* [TO BE DONE] Your task is to print the material below exactly as presented.

# # # # # # #

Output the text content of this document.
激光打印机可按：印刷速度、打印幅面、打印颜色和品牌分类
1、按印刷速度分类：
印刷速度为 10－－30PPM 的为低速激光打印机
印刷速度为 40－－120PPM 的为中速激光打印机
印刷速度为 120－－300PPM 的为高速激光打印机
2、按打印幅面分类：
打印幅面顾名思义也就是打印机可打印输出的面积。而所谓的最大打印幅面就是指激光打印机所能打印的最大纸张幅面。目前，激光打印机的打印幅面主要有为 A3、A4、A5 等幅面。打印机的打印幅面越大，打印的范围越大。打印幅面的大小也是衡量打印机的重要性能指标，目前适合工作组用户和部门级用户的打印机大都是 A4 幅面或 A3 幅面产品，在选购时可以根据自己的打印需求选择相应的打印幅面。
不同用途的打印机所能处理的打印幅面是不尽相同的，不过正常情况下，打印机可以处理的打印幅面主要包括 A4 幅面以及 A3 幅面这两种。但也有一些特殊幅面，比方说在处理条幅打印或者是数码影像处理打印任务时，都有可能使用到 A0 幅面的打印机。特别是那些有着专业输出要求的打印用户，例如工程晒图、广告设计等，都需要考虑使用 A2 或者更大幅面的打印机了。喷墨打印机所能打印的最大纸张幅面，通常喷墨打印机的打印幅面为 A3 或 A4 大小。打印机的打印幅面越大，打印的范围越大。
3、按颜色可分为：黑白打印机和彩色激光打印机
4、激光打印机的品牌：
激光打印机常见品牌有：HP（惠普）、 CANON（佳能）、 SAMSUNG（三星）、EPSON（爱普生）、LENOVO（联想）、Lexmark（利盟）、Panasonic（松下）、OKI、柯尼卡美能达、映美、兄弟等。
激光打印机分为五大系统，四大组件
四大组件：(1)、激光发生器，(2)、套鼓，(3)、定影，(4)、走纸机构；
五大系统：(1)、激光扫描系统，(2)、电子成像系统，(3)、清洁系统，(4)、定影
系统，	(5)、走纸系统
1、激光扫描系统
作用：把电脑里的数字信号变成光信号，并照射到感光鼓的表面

# # # # # # #

* [OUTPUT BELOW]
Output the text content of this document.
激光打印机可按：印刷速度、打印幅面、打印颜色和品牌分类
1、按印刷速度分类：
印刷速度为 10－－30PPM 的为低速激光打印机
印刷速度为 40－－120PPM 的为中速激光打印机
印刷速度为 120－－300PPM 的为高速激光打印机
2、按打印幅面分类：
打印幅面顾名思义也就是打印机可打印输出的面积。而所谓的最大打印幅面就是指激光打印机所能打印的最大纸张幅面。目前，激光打印机的打印幅面主要有为 A3、A4、A5 等幅面。打印机的打印幅面越大，打印的范围越大。打印幅面的大小也是衡量打印机的重要性能指标，目前适合工作组用户和部门级用户的打印机大都是 A4 幅面或 A3 幅面产品，在选购时可以根据自己的打印需求选择相应的打印幅面。
不同用途的打印机所能处理的打印幅面是不尽相同的，不过正常情况下，打印机可以处理的打印幅面主要包括 A4 幅面以及 A3 幅面这两种。但也有一些特殊幅面，比方说在处理条幅打印或者是数码影像处理打印任务时，都有可能使用到 A0 幅面的打印机。特别是那些有着专业输出要求的打印用户，例如工程晒图、广告设计等，都需要考虑使用 A2 或者更大幅面的打印机了。喷墨打印机所能打印的最大纸张幅面，通常喷墨打印机的打印幅面为 A3 或 A4 大小。打印机的打印幅面越大，打印的范围越大。
3、按颜色可分为：黑白打印机和彩色激光打印机
4、激光打印机的品牌：
激光打印机常见品牌有：HP（惠普）、 CANON（佳能）、 SAMSUNG（三星）、EPSON（爱普生）、LENOVO（联想）、Lexmark（利盟）、Panasonic（松下）、OKI、柯尼卡美能达、映美、兄弟等。
激光打印机分为五大系统，四大组件
四大组件：(1)、激光发生器，(2)、套鼓，(3)、定影，(4)、走纸机构；
五大系统：(1)、激光扫描系统，(2)、电子成像系统，(3)、清洁系统，(4)、定影
系统，	(5)、走纸系统
1、激光扫描系统
作用：把电脑里的数字信号变成光信号，并照射到感光鼓的表面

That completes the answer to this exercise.